### WRITTEN INSTRUCTION
Your task is to repeat the entries underneath exactly, minus the pictures.

### RECORDS FOR THE TASK
====

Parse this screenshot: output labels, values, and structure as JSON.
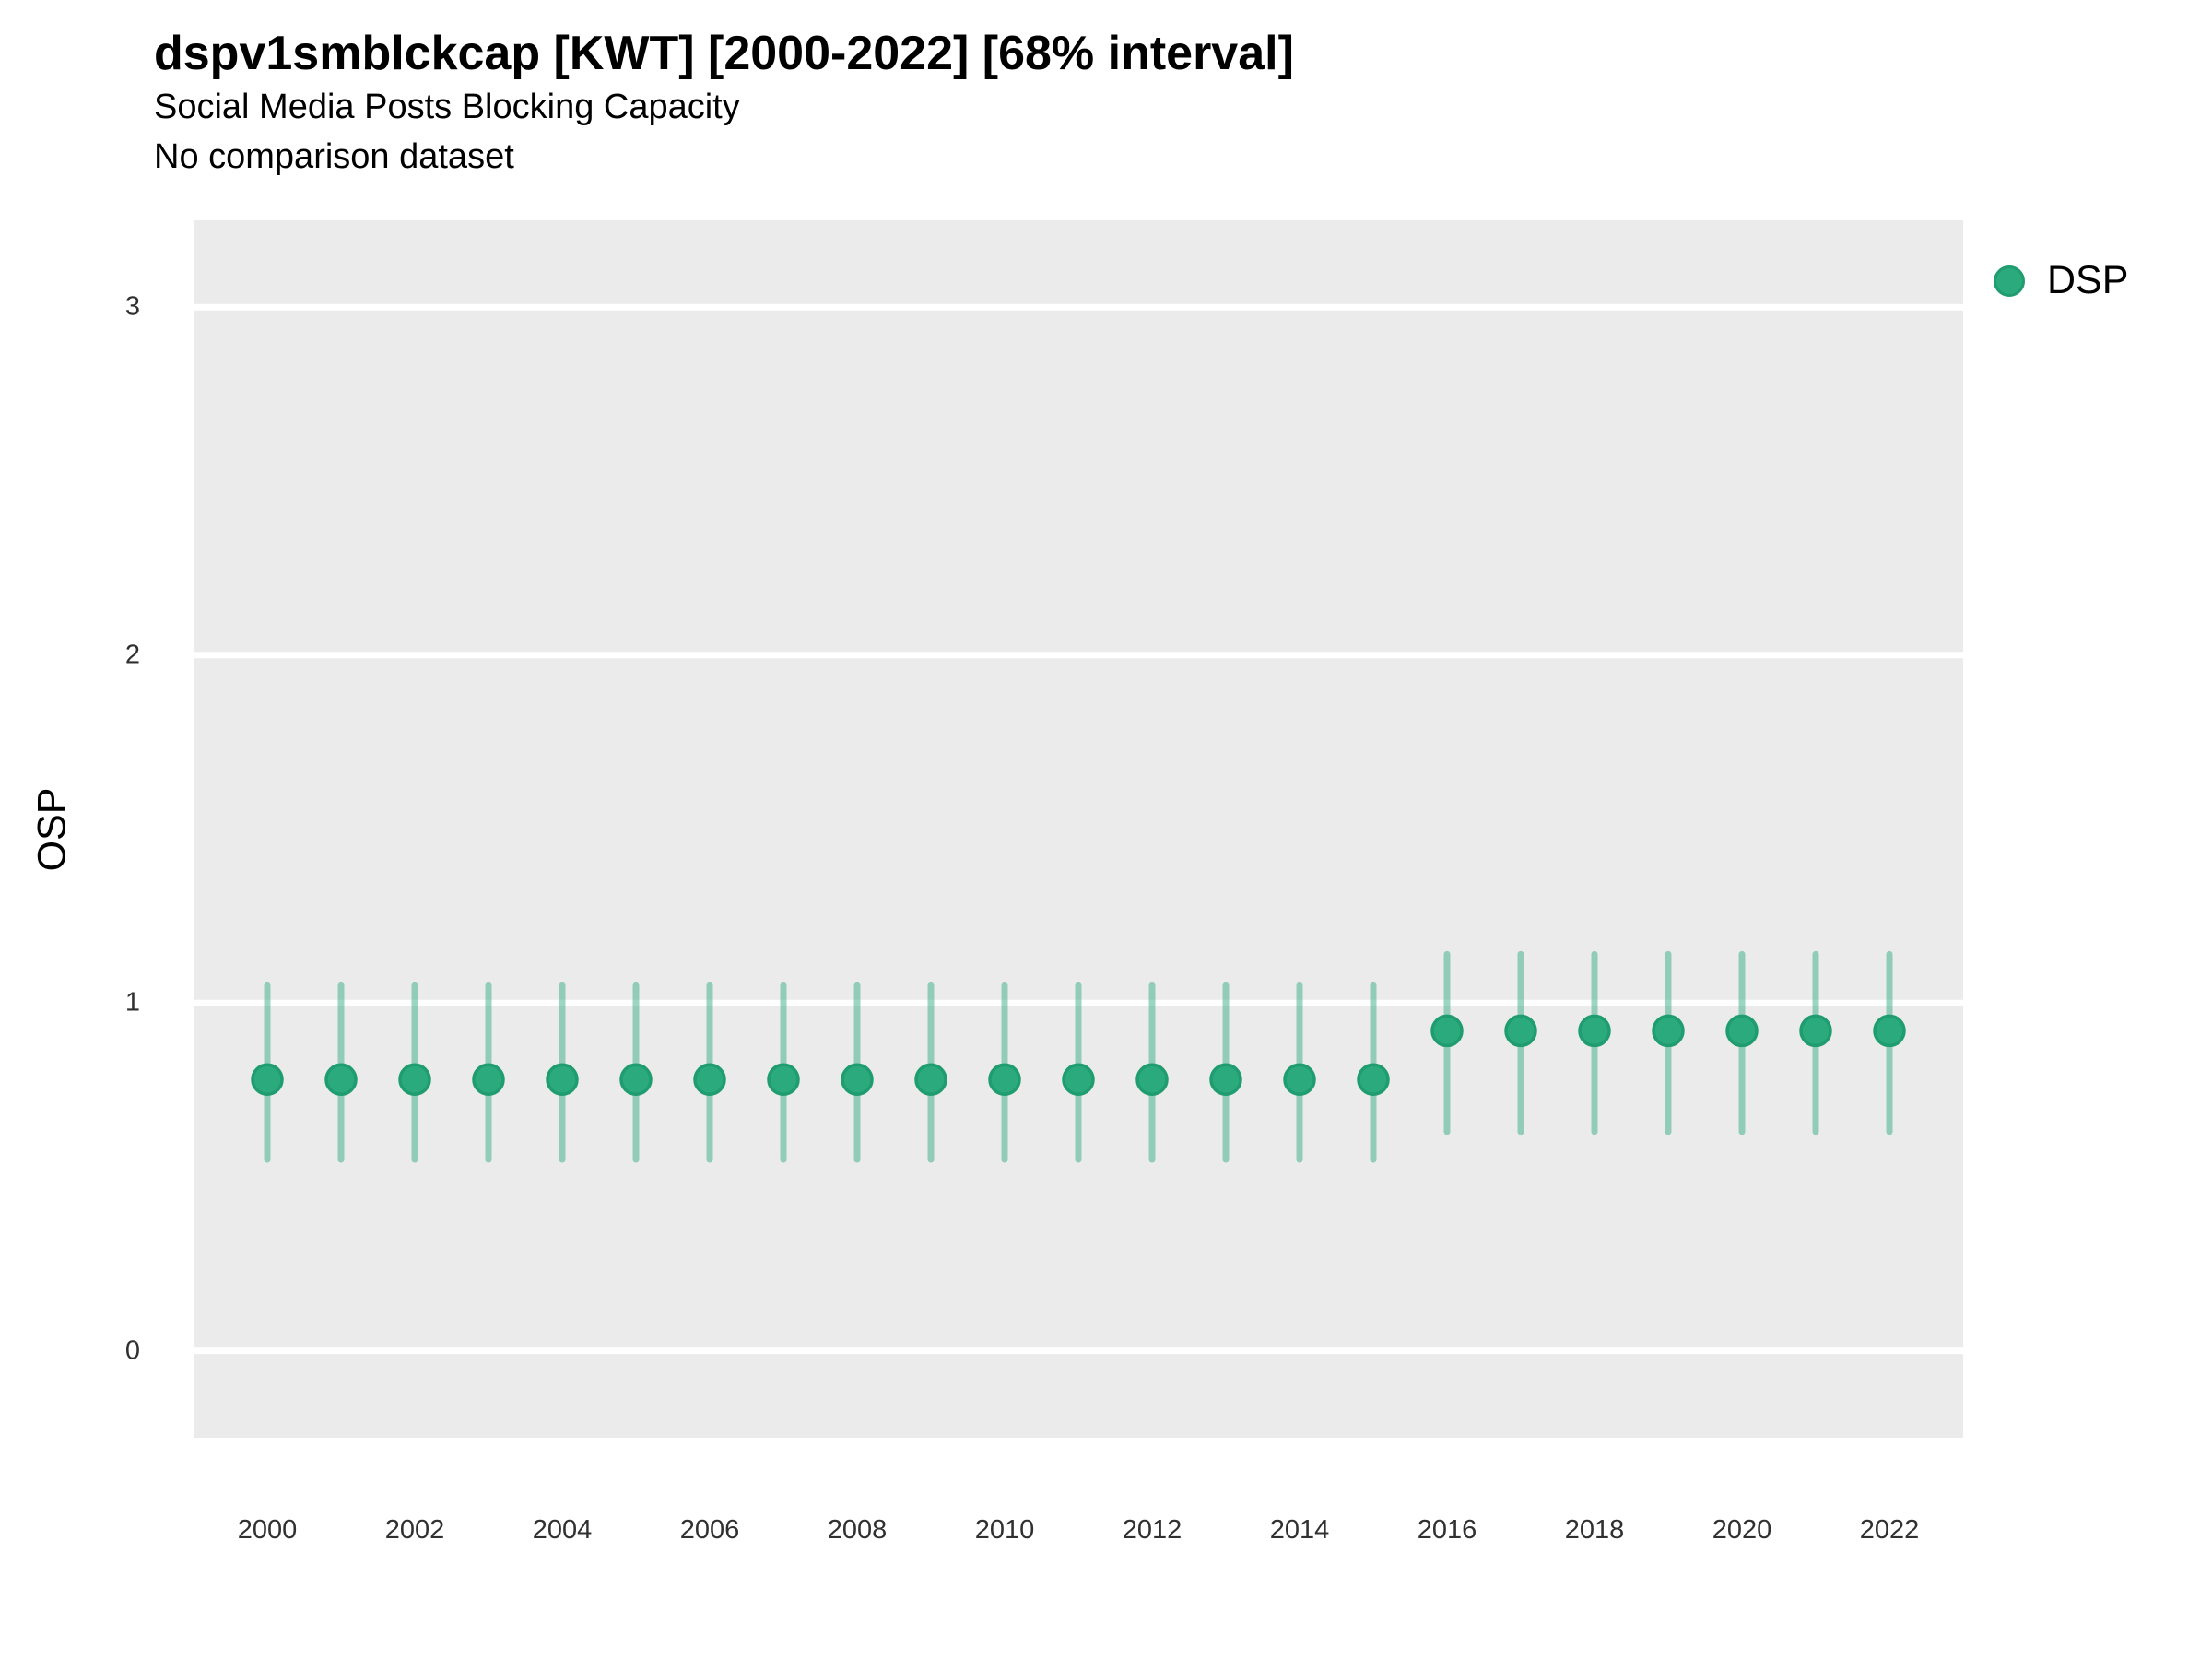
{
  "colors": {
    "point_fill": "#2BAA7E",
    "point_stroke": "#1F9C70",
    "interval_line": "rgba(43,170,126,0.48)",
    "panel_bg": "#EBEBEB",
    "grid_line": "#FFFFFF",
    "tick_text": "#303030",
    "text": "#000000"
  },
  "chart_data": {
    "type": "scatter",
    "subtype": "pointrange",
    "title": "dspv1smblckcap [KWT] [2000-2022] [68% interval]",
    "subtitle": "Social Media Posts Blocking Capacity",
    "note": "No comparison dataset",
    "xlabel": "",
    "ylabel": "OSP",
    "interval_level": "68%",
    "xlim": [
      1999,
      2023
    ],
    "ylim": [
      -0.25,
      3.25
    ],
    "x_ticks": [
      2000,
      2002,
      2004,
      2006,
      2008,
      2010,
      2012,
      2014,
      2016,
      2018,
      2020,
      2022
    ],
    "y_ticks": [
      0,
      1,
      2,
      3
    ],
    "grid": "horizontal-major-white-on-gray",
    "legend_position": "right",
    "legend": [
      {
        "label": "DSP"
      }
    ],
    "series": [
      {
        "name": "DSP",
        "x": [
          2000,
          2001,
          2002,
          2003,
          2004,
          2005,
          2006,
          2007,
          2008,
          2009,
          2010,
          2011,
          2012,
          2013,
          2014,
          2015,
          2016,
          2017,
          2018,
          2019,
          2020,
          2021,
          2022
        ],
        "y": [
          0.78,
          0.78,
          0.78,
          0.78,
          0.78,
          0.78,
          0.78,
          0.78,
          0.78,
          0.78,
          0.78,
          0.78,
          0.78,
          0.78,
          0.78,
          0.78,
          0.92,
          0.92,
          0.92,
          0.92,
          0.92,
          0.92,
          0.92
        ],
        "lo": [
          0.55,
          0.55,
          0.55,
          0.55,
          0.55,
          0.55,
          0.55,
          0.55,
          0.55,
          0.55,
          0.55,
          0.55,
          0.55,
          0.55,
          0.55,
          0.55,
          0.63,
          0.63,
          0.63,
          0.63,
          0.63,
          0.63,
          0.63
        ],
        "hi": [
          1.05,
          1.05,
          1.05,
          1.05,
          1.05,
          1.05,
          1.05,
          1.05,
          1.05,
          1.05,
          1.05,
          1.05,
          1.05,
          1.05,
          1.05,
          1.05,
          1.14,
          1.14,
          1.14,
          1.14,
          1.14,
          1.14,
          1.14
        ]
      }
    ]
  }
}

====

### SOLUTION TO THIS EXERCISE
Parse this screenshot: output labels, values, and structure as JSON.
{
  "colors": {
    "point_fill": "#2BAA7E",
    "point_stroke": "#1F9C70",
    "interval_line": "rgba(43,170,126,0.48)",
    "panel_bg": "#EBEBEB",
    "grid_line": "#FFFFFF",
    "tick_text": "#303030",
    "text": "#000000"
  },
  "chart_data": {
    "type": "scatter",
    "subtype": "pointrange",
    "title": "dspv1smblckcap [KWT] [2000-2022] [68% interval]",
    "subtitle": "Social Media Posts Blocking Capacity",
    "note": "No comparison dataset",
    "xlabel": "",
    "ylabel": "OSP",
    "interval_level": "68%",
    "xlim": [
      1999,
      2023
    ],
    "ylim": [
      -0.25,
      3.25
    ],
    "x_ticks": [
      2000,
      2002,
      2004,
      2006,
      2008,
      2010,
      2012,
      2014,
      2016,
      2018,
      2020,
      2022
    ],
    "y_ticks": [
      0,
      1,
      2,
      3
    ],
    "grid": "horizontal-major-white-on-gray",
    "legend_position": "right",
    "legend": [
      {
        "label": "DSP"
      }
    ],
    "series": [
      {
        "name": "DSP",
        "x": [
          2000,
          2001,
          2002,
          2003,
          2004,
          2005,
          2006,
          2007,
          2008,
          2009,
          2010,
          2011,
          2012,
          2013,
          2014,
          2015,
          2016,
          2017,
          2018,
          2019,
          2020,
          2021,
          2022
        ],
        "y": [
          0.78,
          0.78,
          0.78,
          0.78,
          0.78,
          0.78,
          0.78,
          0.78,
          0.78,
          0.78,
          0.78,
          0.78,
          0.78,
          0.78,
          0.78,
          0.78,
          0.92,
          0.92,
          0.92,
          0.92,
          0.92,
          0.92,
          0.92
        ],
        "lo": [
          0.55,
          0.55,
          0.55,
          0.55,
          0.55,
          0.55,
          0.55,
          0.55,
          0.55,
          0.55,
          0.55,
          0.55,
          0.55,
          0.55,
          0.55,
          0.55,
          0.63,
          0.63,
          0.63,
          0.63,
          0.63,
          0.63,
          0.63
        ],
        "hi": [
          1.05,
          1.05,
          1.05,
          1.05,
          1.05,
          1.05,
          1.05,
          1.05,
          1.05,
          1.05,
          1.05,
          1.05,
          1.05,
          1.05,
          1.05,
          1.05,
          1.14,
          1.14,
          1.14,
          1.14,
          1.14,
          1.14,
          1.14
        ]
      }
    ]
  }
}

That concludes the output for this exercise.